**Goal of the exercise**
Reproduce the records exactly.

=====

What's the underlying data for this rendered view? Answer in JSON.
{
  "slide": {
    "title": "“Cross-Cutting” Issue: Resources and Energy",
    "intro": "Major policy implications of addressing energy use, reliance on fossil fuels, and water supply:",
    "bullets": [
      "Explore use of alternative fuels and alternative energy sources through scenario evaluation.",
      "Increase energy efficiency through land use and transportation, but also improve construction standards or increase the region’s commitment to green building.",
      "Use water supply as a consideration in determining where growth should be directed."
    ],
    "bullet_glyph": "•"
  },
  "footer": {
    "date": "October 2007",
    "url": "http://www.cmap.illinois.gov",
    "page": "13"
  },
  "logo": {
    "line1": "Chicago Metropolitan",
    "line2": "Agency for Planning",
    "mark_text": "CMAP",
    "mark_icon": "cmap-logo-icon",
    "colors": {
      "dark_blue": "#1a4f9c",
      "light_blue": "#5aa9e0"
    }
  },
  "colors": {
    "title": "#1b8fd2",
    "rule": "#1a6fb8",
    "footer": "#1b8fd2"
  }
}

=====

**The completed task**
What's the underlying data for this rendered view? Answer in JSON.
{
  "slide": {
    "title": "“Cross-Cutting” Issue: Resources and Energy",
    "intro": "Major policy implications of addressing energy use, reliance on fossil fuels, and water supply:",
    "bullets": [
      "Explore use of alternative fuels and alternative energy sources through scenario evaluation.",
      "Increase energy efficiency through land use and transportation, but also improve construction standards or increase the region’s commitment to green building.",
      "Use water supply as a consideration in determining where growth should be directed."
    ],
    "bullet_glyph": "•"
  },
  "footer": {
    "date": "October 2007",
    "url": "http://www.cmap.illinois.gov",
    "page": "13"
  },
  "logo": {
    "line1": "Chicago Metropolitan",
    "line2": "Agency for Planning",
    "mark_text": "CMAP",
    "mark_icon": "cmap-logo-icon",
    "colors": {
      "dark_blue": "#1a4f9c",
      "light_blue": "#5aa9e0"
    }
  },
  "colors": {
    "title": "#1b8fd2",
    "rule": "#1a6fb8",
    "footer": "#1b8fd2"
  }
}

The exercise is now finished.